▸ **WHAT IS BEING ASKED**: All lines in the data bearing the string "color" should be identified and copied.

===== LISTED RECORDS

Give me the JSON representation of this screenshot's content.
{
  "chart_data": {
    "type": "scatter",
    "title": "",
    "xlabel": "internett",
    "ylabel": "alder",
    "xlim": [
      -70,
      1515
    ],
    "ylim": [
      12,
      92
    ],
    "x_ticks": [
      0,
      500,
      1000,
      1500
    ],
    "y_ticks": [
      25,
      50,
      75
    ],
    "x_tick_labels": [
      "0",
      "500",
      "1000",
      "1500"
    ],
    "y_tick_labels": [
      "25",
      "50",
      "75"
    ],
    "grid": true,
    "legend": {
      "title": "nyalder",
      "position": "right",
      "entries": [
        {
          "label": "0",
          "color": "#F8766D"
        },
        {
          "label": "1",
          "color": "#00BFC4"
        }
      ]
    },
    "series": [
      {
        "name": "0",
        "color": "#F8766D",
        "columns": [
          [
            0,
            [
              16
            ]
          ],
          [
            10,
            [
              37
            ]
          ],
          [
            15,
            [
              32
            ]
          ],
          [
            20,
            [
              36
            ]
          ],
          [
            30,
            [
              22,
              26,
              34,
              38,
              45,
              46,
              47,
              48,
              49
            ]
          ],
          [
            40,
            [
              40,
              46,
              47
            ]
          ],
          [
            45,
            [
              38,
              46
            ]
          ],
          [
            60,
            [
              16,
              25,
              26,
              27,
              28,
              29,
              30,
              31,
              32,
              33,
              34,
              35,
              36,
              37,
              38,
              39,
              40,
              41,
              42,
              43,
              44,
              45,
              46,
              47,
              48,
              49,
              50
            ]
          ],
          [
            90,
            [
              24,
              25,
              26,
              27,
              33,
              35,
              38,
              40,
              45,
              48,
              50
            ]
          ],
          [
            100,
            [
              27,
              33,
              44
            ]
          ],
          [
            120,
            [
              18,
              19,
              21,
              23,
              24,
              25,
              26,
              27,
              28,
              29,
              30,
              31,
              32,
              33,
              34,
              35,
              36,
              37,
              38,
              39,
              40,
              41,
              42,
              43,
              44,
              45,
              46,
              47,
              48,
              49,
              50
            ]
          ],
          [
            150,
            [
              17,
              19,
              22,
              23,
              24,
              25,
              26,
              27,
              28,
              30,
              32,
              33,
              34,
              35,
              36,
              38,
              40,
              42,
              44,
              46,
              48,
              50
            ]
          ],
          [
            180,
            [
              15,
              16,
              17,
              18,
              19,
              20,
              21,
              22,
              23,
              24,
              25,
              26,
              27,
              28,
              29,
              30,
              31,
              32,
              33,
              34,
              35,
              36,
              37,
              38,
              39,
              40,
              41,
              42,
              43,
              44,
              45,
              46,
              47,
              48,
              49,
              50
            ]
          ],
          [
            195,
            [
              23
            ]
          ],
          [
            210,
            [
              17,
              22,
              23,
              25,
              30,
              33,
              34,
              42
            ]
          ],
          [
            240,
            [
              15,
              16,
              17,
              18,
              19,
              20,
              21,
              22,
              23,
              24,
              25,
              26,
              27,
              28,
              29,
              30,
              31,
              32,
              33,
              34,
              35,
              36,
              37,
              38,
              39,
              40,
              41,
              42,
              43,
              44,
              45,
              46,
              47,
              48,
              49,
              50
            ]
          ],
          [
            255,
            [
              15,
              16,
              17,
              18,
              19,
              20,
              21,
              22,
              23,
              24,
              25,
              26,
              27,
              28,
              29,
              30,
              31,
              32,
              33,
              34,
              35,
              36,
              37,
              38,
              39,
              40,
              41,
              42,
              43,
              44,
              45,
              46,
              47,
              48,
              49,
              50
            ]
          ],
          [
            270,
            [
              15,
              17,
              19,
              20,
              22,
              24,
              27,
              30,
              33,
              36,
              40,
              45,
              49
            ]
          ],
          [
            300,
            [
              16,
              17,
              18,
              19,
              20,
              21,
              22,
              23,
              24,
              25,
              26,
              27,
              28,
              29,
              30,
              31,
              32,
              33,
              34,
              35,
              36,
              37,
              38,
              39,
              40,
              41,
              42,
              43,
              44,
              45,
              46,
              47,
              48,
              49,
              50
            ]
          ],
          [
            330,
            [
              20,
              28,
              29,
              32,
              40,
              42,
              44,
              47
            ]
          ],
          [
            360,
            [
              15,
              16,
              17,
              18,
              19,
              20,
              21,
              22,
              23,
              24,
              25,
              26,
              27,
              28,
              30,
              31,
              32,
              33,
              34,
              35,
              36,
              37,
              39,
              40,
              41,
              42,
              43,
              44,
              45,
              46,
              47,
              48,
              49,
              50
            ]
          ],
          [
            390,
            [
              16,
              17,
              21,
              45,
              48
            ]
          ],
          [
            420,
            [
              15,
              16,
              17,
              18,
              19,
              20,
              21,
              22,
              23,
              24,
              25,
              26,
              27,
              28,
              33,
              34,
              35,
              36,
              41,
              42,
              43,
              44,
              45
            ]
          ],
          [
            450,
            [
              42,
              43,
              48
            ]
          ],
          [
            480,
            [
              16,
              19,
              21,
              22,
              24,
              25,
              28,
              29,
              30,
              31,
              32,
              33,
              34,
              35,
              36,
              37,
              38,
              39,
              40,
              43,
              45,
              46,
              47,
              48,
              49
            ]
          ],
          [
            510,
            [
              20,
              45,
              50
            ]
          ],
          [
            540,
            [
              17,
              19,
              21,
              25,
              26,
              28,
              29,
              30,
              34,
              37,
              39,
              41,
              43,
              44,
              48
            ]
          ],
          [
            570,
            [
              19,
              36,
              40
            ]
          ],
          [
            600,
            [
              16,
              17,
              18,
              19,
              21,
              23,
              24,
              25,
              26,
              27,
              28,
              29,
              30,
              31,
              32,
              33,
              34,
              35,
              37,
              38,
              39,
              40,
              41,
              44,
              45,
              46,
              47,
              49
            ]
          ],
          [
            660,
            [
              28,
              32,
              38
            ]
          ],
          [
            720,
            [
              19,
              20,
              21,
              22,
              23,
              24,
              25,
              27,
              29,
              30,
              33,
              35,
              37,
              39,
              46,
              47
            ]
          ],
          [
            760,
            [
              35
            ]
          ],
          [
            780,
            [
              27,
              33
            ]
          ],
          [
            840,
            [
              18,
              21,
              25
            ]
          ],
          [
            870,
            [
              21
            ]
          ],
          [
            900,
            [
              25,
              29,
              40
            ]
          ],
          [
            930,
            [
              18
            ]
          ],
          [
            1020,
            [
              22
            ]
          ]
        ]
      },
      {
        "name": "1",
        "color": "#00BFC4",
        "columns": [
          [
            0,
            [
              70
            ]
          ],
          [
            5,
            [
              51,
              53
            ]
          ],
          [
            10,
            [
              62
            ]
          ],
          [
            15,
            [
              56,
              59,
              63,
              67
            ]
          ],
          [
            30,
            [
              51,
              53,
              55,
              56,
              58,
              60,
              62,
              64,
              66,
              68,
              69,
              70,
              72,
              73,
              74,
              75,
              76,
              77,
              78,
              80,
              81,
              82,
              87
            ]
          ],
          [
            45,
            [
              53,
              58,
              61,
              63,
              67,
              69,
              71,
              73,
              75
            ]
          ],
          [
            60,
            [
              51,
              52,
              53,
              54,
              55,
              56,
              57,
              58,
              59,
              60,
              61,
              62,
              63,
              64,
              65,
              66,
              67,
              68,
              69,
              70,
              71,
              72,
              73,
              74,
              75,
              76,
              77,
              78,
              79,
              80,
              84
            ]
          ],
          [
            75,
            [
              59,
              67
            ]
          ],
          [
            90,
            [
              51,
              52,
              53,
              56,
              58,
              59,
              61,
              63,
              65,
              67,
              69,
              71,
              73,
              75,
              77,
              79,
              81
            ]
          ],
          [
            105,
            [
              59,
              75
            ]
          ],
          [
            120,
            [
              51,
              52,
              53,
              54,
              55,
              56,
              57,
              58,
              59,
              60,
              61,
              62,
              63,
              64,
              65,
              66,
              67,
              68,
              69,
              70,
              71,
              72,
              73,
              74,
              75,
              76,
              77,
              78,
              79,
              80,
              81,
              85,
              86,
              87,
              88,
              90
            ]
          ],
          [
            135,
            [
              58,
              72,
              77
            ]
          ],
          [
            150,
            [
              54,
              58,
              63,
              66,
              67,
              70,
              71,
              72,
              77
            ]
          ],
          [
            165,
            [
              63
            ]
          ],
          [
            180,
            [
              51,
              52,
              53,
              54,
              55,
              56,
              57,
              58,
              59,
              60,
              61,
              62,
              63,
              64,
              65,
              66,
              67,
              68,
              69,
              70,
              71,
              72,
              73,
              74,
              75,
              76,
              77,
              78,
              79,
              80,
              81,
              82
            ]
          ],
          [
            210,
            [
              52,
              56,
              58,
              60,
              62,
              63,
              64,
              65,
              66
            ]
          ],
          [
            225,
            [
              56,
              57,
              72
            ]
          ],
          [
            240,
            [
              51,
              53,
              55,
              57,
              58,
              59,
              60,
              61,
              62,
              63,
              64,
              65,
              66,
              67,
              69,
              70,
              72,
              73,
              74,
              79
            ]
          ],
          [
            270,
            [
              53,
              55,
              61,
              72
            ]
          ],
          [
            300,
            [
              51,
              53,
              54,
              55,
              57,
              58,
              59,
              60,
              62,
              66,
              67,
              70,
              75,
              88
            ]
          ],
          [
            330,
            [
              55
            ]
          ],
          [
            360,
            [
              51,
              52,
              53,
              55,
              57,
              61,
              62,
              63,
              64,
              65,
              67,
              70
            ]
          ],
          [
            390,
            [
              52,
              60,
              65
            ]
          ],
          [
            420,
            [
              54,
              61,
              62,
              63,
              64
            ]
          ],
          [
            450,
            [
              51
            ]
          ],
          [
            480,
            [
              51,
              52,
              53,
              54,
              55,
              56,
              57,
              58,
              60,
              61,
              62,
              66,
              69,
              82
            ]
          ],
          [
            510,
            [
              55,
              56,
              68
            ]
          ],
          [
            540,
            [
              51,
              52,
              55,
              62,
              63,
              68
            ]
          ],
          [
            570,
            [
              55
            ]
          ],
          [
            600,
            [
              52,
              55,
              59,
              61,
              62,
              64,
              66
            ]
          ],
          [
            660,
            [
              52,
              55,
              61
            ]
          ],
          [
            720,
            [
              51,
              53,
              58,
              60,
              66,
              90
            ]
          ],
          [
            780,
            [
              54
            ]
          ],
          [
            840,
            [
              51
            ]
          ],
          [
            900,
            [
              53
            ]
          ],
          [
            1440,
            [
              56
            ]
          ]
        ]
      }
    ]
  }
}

==========

▸ **THE RESPONSE**:
          "color": "#F8766D"
          "color": "#00BFC4"
        "color": "#F8766D",
        "color": "#00BFC4",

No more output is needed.